- _INSTRUCTIONS TO FOLLOW_:
Repeat all the records exactly, omitting pictures.

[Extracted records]
## BEGIN
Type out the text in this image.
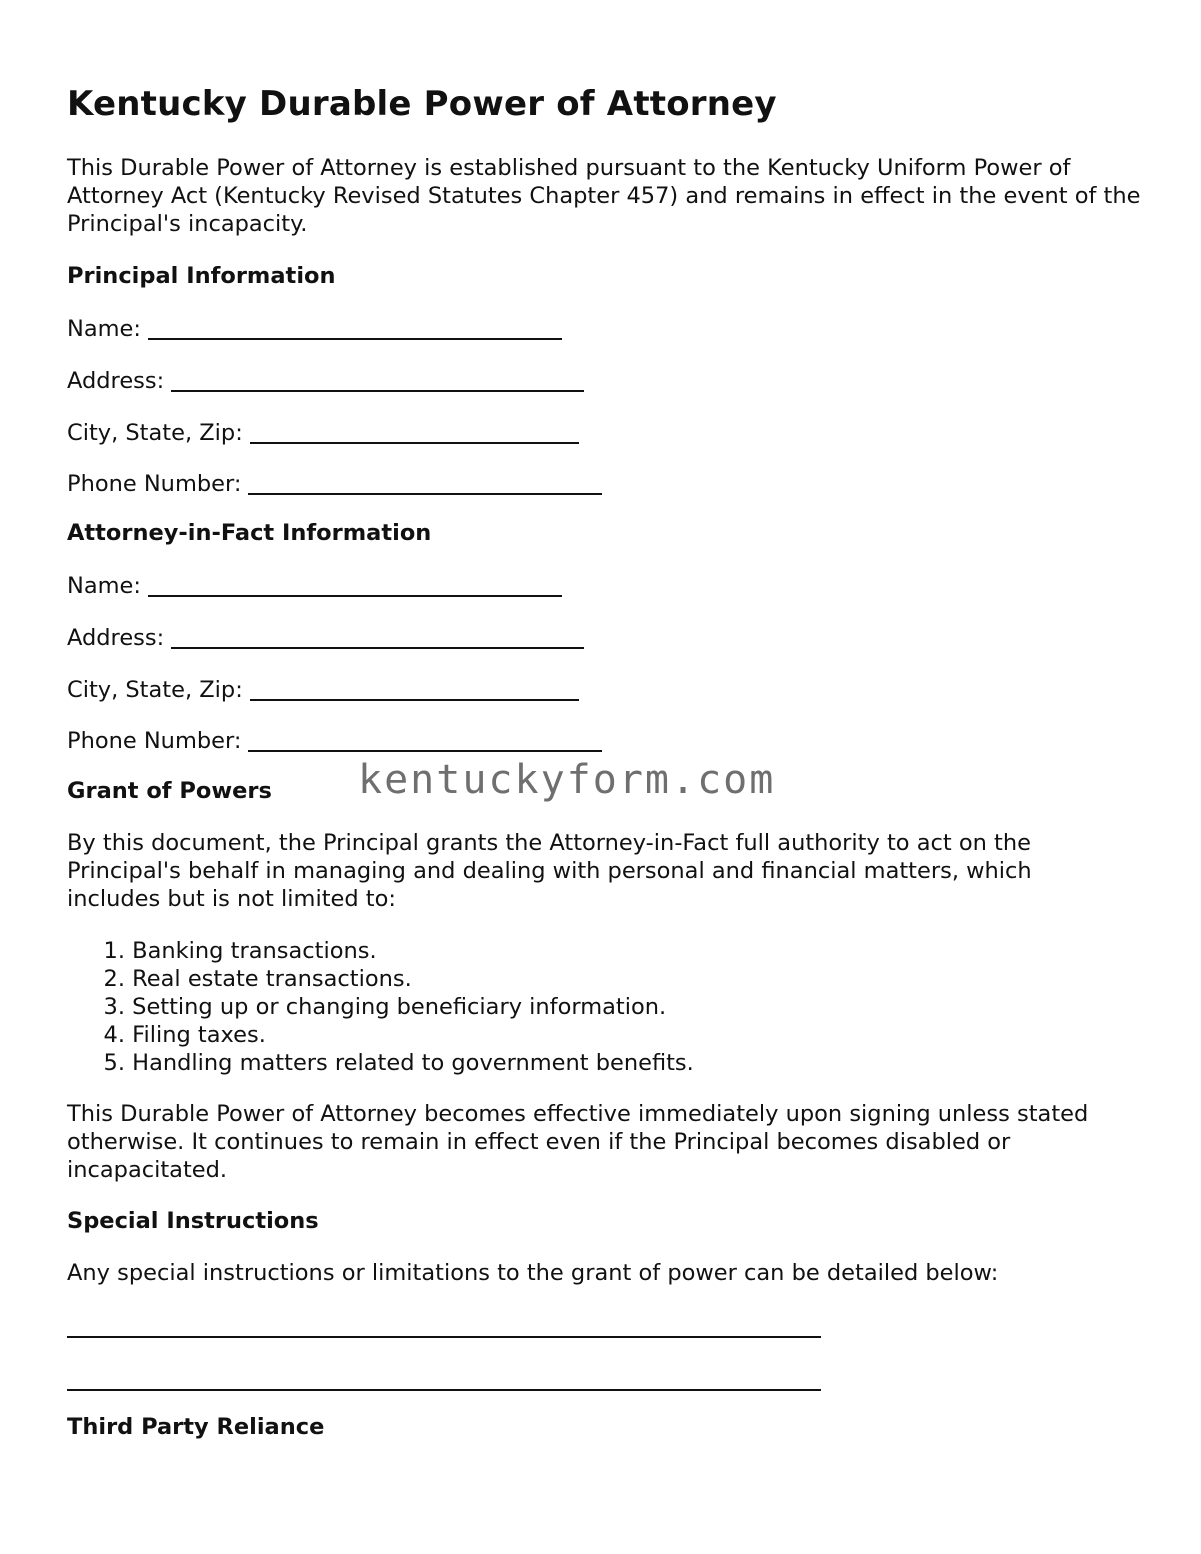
Kentucky Durable Power of Attorney

This Durable Power of Attorney is established pursuant to the Kentucky Uniform Power of Attorney Act (Kentucky Revised Statutes Chapter 457) and remains in effect in the event of the Principal's incapacity.

Principal Information
Name:
Address:
City, State, Zip:
Phone Number:
Attorney-in-Fact Information
Name:
Address:
City, State, Zip:
Phone Number:
Grant of Powers

By this document, the Principal grants the Attorney-in-Fact full authority to act on the Principal's behalf in managing and dealing with personal and financial matters, which includes but is not limited to:

1.
Banking transactions.
2.
Real estate transactions.
3.
Setting up or changing beneficiary information.
4.
Filing taxes.
5.
Handling matters related to government benefits.

This Durable Power of Attorney becomes effective immediately upon signing unless stated otherwise. It continues to remain in effect even if the Principal becomes disabled or incapacitated.

Special Instructions

Any special instructions or limitations to the grant of power can be detailed below:

Third Party Reliance
kentuckyform.com
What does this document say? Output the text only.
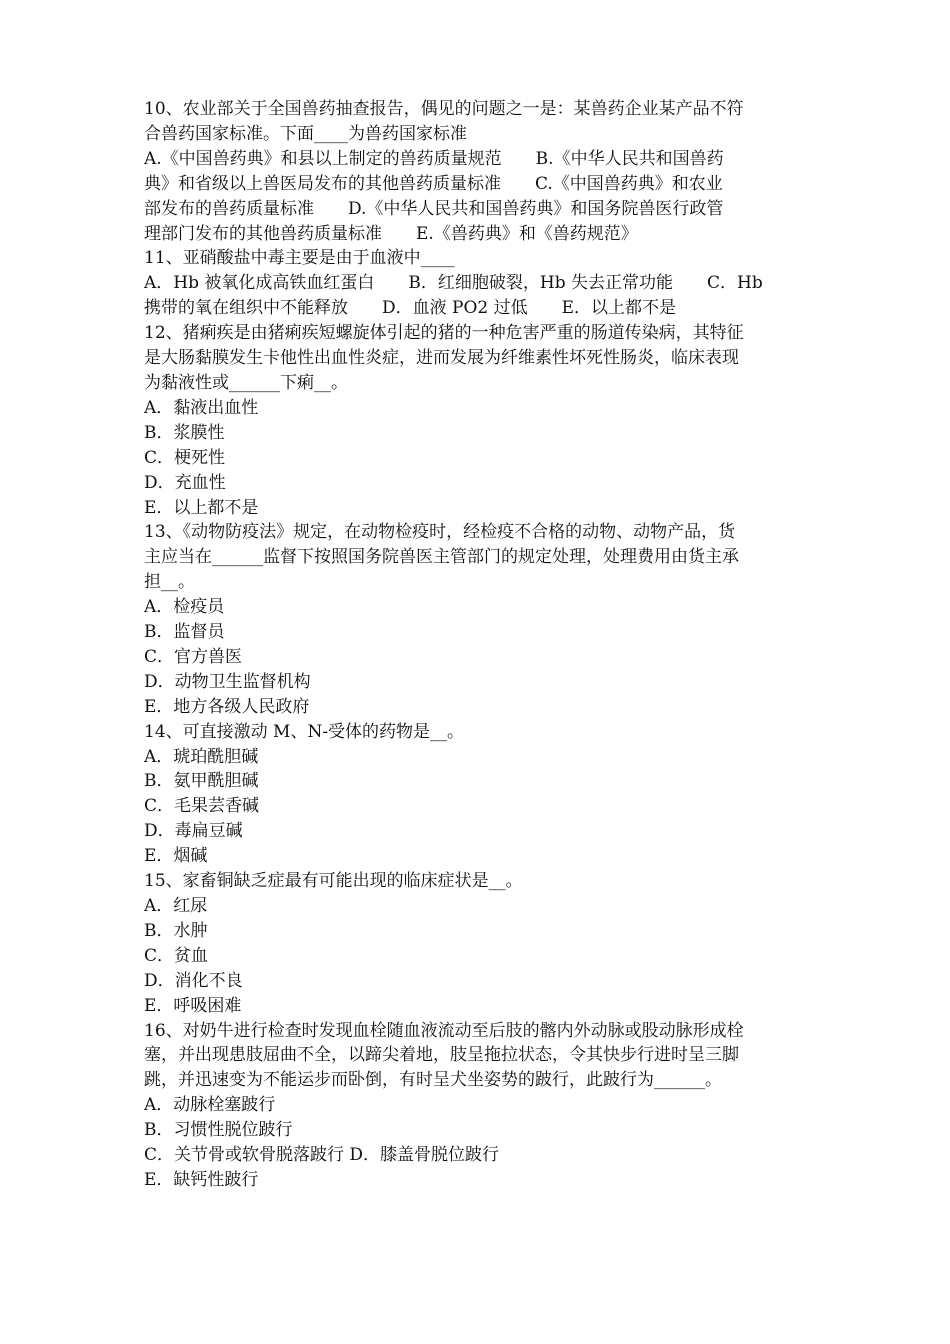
10、农业部关于全国兽药抽查报告，偶见的问题之一是：某兽药企业某产品不符
合兽药国家标准。下面____为兽药国家标准
A.《中国兽药典》和县以上制定的兽药质量规范　　B.《中华人民共和国兽药
典》和省级以上兽医局发布的其他兽药质量标准　　C.《中国兽药典》和农业
部发布的兽药质量标准　　D.《中华人民共和国兽药典》和国务院兽医行政管
理部门发布的其他兽药质量标准　　E.《兽药典》和《兽药规范》
11、亚硝酸盐中毒主要是由于血液中____
A．Hb 被氧化成高铁血红蛋白　　B．红细胞破裂，Hb 失去正常功能　　C．Hb
携带的氧在组织中不能释放　　D．血液 PO2 过低　　E．以上都不是
12、猪痢疾是由猪痢疾短螺旋体引起的猪的一种危害严重的肠道传染病，其特征
是大肠黏膜发生卡他性出血性炎症，进而发展为纤维素性坏死性肠炎，临床表现
为黏液性或______下痢__。
A．黏液出血性
B．浆膜性
C．梗死性
D．充血性
E．以上都不是
13、《动物防疫法》规定，在动物检疫时，经检疫不合格的动物、动物产品，货
主应当在______监督下按照国务院兽医主管部门的规定处理，处理费用由货主承
担__。
A．检疫员
B．监督员
C．官方兽医
D．动物卫生监督机构
E．地方各级人民政府
14、可直接激动 M、N-受体的药物是__。
A．琥珀酰胆碱
B．氨甲酰胆碱
C．毛果芸香碱
D．毒扁豆碱
E．烟碱
15、家畜铜缺乏症最有可能出现的临床症状是__。
A．红尿
B．水肿
C．贫血
D．消化不良
E．呼吸困难
16、对奶牛进行检查时发现血栓随血液流动至后肢的髂内外动脉或股动脉形成栓
塞，并出现患肢屈曲不全，以蹄尖着地，肢呈拖拉状态，令其快步行进时呈三脚
跳，并迅速变为不能运步而卧倒，有时呈犬坐姿势的跛行，此跛行为______。
A．动脉栓塞跛行
B．习惯性脱位跛行
C．关节骨或软骨脱落跛行 D．膝盖骨脱位跛行
E．缺钙性跛行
## END
- _EXERCISE SOLUTION_:
Type out the text in this image.
Kentucky Durable Power of Attorney

This Durable Power of Attorney is established pursuant to the Kentucky Uniform Power of Attorney Act (Kentucky Revised Statutes Chapter 457) and remains in effect in the event of the Principal's incapacity.

Principal Information
Name:
Address:
City, State, Zip:
Phone Number:
Attorney-in-Fact Information
Name:
Address:
City, State, Zip:
Phone Number:
Grant of Powers

By this document, the Principal grants the Attorney-in-Fact full authority to act on the Principal's behalf in managing and dealing with personal and financial matters, which includes but is not limited to:

1.
Banking transactions.
2.
Real estate transactions.
3.
Setting up or changing beneficiary information.
4.
Filing taxes.
5.
Handling matters related to government benefits.

This Durable Power of Attorney becomes effective immediately upon signing unless stated otherwise. It continues to remain in effect even if the Principal becomes disabled or incapacitated.

Special Instructions

Any special instructions or limitations to the grant of power can be detailed below:

Third Party Reliance
kentuckyform.com
What does this document say? Output the text only.
10、农业部关于全国兽药抽查报告，偶见的问题之一是：某兽药企业某产品不符
合兽药国家标准。下面____为兽药国家标准
A.《中国兽药典》和县以上制定的兽药质量规范　　B.《中华人民共和国兽药
典》和省级以上兽医局发布的其他兽药质量标准　　C.《中国兽药典》和农业
部发布的兽药质量标准　　D.《中华人民共和国兽药典》和国务院兽医行政管
理部门发布的其他兽药质量标准　　E.《兽药典》和《兽药规范》
11、亚硝酸盐中毒主要是由于血液中____
A．Hb 被氧化成高铁血红蛋白　　B．红细胞破裂，Hb 失去正常功能　　C．Hb
携带的氧在组织中不能释放　　D．血液 PO2 过低　　E．以上都不是
12、猪痢疾是由猪痢疾短螺旋体引起的猪的一种危害严重的肠道传染病，其特征
是大肠黏膜发生卡他性出血性炎症，进而发展为纤维素性坏死性肠炎，临床表现
为黏液性或______下痢__。
A．黏液出血性
B．浆膜性
C．梗死性
D．充血性
E．以上都不是
13、《动物防疫法》规定，在动物检疫时，经检疫不合格的动物、动物产品，货
主应当在______监督下按照国务院兽医主管部门的规定处理，处理费用由货主承
担__。
A．检疫员
B．监督员
C．官方兽医
D．动物卫生监督机构
E．地方各级人民政府
14、可直接激动 M、N-受体的药物是__。
A．琥珀酰胆碱
B．氨甲酰胆碱
C．毛果芸香碱
D．毒扁豆碱
E．烟碱
15、家畜铜缺乏症最有可能出现的临床症状是__。
A．红尿
B．水肿
C．贫血
D．消化不良
E．呼吸困难
16、对奶牛进行检查时发现血栓随血液流动至后肢的髂内外动脉或股动脉形成栓
塞，并出现患肢屈曲不全，以蹄尖着地，肢呈拖拉状态，令其快步行进时呈三脚
跳，并迅速变为不能运步而卧倒，有时呈犬坐姿势的跛行，此跛行为______。
A．动脉栓塞跛行
B．习惯性脱位跛行
C．关节骨或软骨脱落跛行 D．膝盖骨脱位跛行
E．缺钙性跛行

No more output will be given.